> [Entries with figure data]
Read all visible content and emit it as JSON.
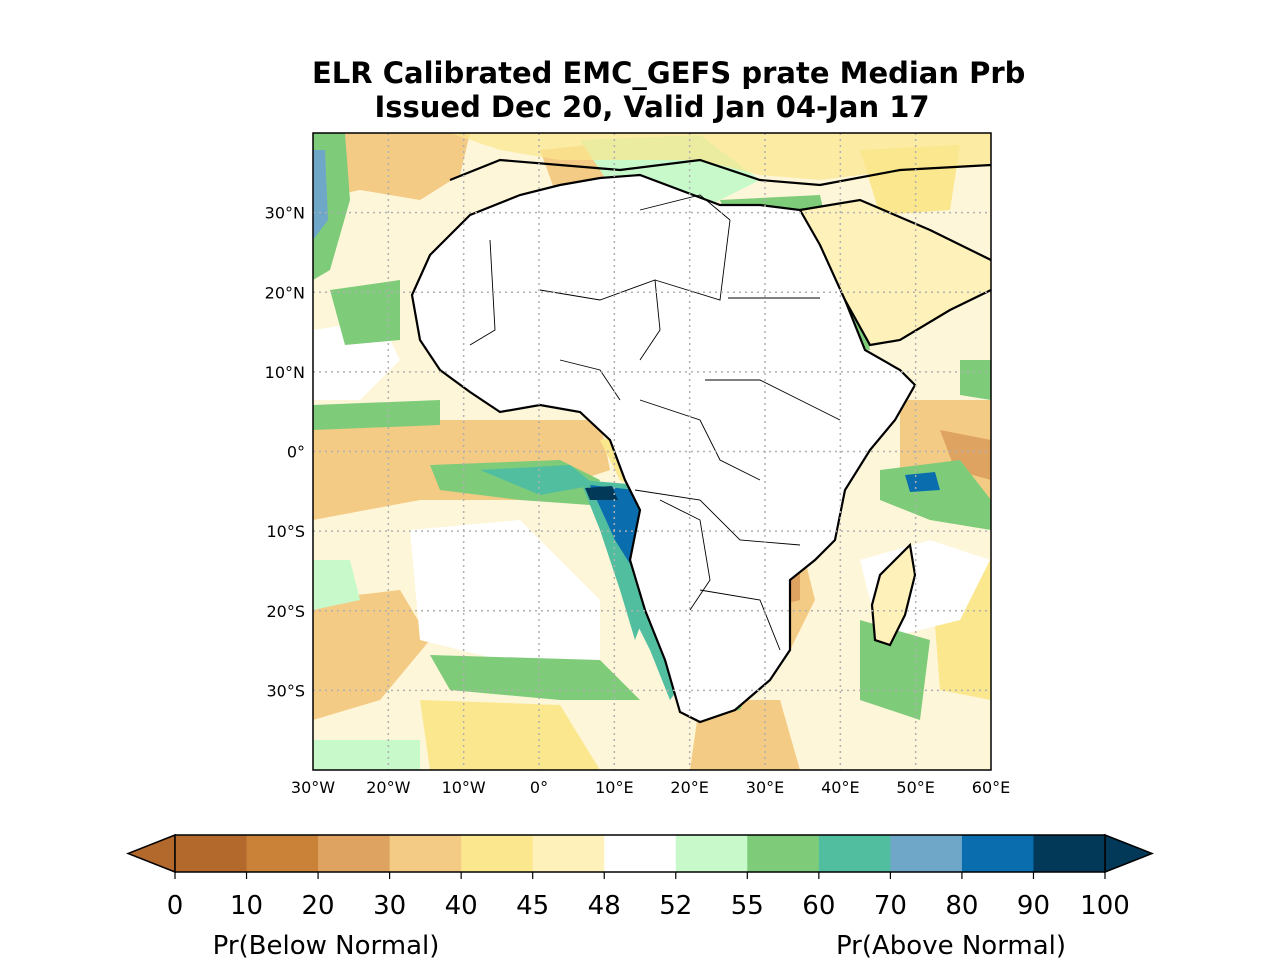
{
  "figure": {
    "title_line1": "ELR Calibrated EMC_GEFS prate Median Prb",
    "title_line2": "Issued Dec 20, Valid Jan 04-Jan 17"
  },
  "map": {
    "lat_labels": [
      "30°N",
      "20°N",
      "10°N",
      "0°",
      "10°S",
      "20°S",
      "30°S"
    ],
    "lon_labels": [
      "30°W",
      "20°W",
      "10°W",
      "0°",
      "10°E",
      "20°E",
      "30°E",
      "40°E",
      "50°E",
      "60°E"
    ],
    "extent": {
      "lon_min": -30,
      "lon_max": 60,
      "lat_min": -40,
      "lat_max": 40
    },
    "gridlines": true
  },
  "colorbar": {
    "ticks": [
      "0",
      "10",
      "20",
      "30",
      "40",
      "45",
      "48",
      "52",
      "55",
      "60",
      "70",
      "80",
      "90",
      "100"
    ],
    "colors": [
      "#b3692b",
      "#c98238",
      "#dfa361",
      "#f4cb85",
      "#fbe78d",
      "#fef1b9",
      "#ffffff",
      "#c7f9cb",
      "#7ecb7a",
      "#52bea0",
      "#6fa7c9",
      "#0a6dad",
      "#023858"
    ],
    "under_color": "#b3692b",
    "over_color": "#023858",
    "below_label": "Pr(Below Normal)",
    "above_label": "Pr(Above Normal)"
  }
}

> [Task instructions] Reproduce each line exactly, please, except for any pictures.

> [Output of the exercise]
Read all visible content and emit it as JSON.
{
  "figure": {
    "title_line1": "ELR Calibrated EMC_GEFS prate Median Prb",
    "title_line2": "Issued Dec 20, Valid Jan 04-Jan 17"
  },
  "map": {
    "lat_labels": [
      "30°N",
      "20°N",
      "10°N",
      "0°",
      "10°S",
      "20°S",
      "30°S"
    ],
    "lon_labels": [
      "30°W",
      "20°W",
      "10°W",
      "0°",
      "10°E",
      "20°E",
      "30°E",
      "40°E",
      "50°E",
      "60°E"
    ],
    "extent": {
      "lon_min": -30,
      "lon_max": 60,
      "lat_min": -40,
      "lat_max": 40
    },
    "gridlines": true
  },
  "colorbar": {
    "ticks": [
      "0",
      "10",
      "20",
      "30",
      "40",
      "45",
      "48",
      "52",
      "55",
      "60",
      "70",
      "80",
      "90",
      "100"
    ],
    "colors": [
      "#b3692b",
      "#c98238",
      "#dfa361",
      "#f4cb85",
      "#fbe78d",
      "#fef1b9",
      "#ffffff",
      "#c7f9cb",
      "#7ecb7a",
      "#52bea0",
      "#6fa7c9",
      "#0a6dad",
      "#023858"
    ],
    "under_color": "#b3692b",
    "over_color": "#023858",
    "below_label": "Pr(Below Normal)",
    "above_label": "Pr(Above Normal)"
  }
}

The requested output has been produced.